» **PROBLEM TO WORK ON**:
Take the entries below and reproduce them word for word.

___ MATERIAL FOR THIS EXERCISE

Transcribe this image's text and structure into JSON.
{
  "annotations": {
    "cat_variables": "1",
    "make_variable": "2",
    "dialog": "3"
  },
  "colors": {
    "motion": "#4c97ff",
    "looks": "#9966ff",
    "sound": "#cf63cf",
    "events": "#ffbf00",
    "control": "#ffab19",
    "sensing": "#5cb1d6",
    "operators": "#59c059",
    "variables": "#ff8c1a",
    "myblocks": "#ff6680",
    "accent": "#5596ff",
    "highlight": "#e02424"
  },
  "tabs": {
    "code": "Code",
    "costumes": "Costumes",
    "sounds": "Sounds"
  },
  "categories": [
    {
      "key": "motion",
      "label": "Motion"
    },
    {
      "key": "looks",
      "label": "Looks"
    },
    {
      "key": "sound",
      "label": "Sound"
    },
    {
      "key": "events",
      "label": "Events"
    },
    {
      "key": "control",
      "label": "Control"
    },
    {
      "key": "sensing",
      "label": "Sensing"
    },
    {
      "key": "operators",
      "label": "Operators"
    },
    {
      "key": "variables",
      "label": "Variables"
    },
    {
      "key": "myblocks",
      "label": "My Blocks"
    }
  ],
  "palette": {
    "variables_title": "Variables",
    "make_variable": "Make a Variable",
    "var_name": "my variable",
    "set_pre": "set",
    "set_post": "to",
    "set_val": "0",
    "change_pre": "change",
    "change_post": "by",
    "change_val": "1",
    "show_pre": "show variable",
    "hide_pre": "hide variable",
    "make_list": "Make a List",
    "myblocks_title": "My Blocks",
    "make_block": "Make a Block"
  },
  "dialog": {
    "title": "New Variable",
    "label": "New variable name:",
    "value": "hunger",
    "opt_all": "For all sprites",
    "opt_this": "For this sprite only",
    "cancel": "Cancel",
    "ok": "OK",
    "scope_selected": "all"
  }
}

______

» **OUTPUT FOR THIS EXERCISE**:
Transcribe this image's text and structure into JSON.
{
  "annotations": {
    "cat_variables": "1",
    "make_variable": "2",
    "dialog": "3"
  },
  "colors": {
    "motion": "#4c97ff",
    "looks": "#9966ff",
    "sound": "#cf63cf",
    "events": "#ffbf00",
    "control": "#ffab19",
    "sensing": "#5cb1d6",
    "operators": "#59c059",
    "variables": "#ff8c1a",
    "myblocks": "#ff6680",
    "accent": "#5596ff",
    "highlight": "#e02424"
  },
  "tabs": {
    "code": "Code",
    "costumes": "Costumes",
    "sounds": "Sounds"
  },
  "categories": [
    {
      "key": "motion",
      "label": "Motion"
    },
    {
      "key": "looks",
      "label": "Looks"
    },
    {
      "key": "sound",
      "label": "Sound"
    },
    {
      "key": "events",
      "label": "Events"
    },
    {
      "key": "control",
      "label": "Control"
    },
    {
      "key": "sensing",
      "label": "Sensing"
    },
    {
      "key": "operators",
      "label": "Operators"
    },
    {
      "key": "variables",
      "label": "Variables"
    },
    {
      "key": "myblocks",
      "label": "My Blocks"
    }
  ],
  "palette": {
    "variables_title": "Variables",
    "make_variable": "Make a Variable",
    "var_name": "my variable",
    "set_pre": "set",
    "set_post": "to",
    "set_val": "0",
    "change_pre": "change",
    "change_post": "by",
    "change_val": "1",
    "show_pre": "show variable",
    "hide_pre": "hide variable",
    "make_list": "Make a List",
    "myblocks_title": "My Blocks",
    "make_block": "Make a Block"
  },
  "dialog": {
    "title": "New Variable",
    "label": "New variable name:",
    "value": "hunger",
    "opt_all": "For all sprites",
    "opt_this": "For this sprite only",
    "cancel": "Cancel",
    "ok": "OK",
    "scope_selected": "all"
  }
}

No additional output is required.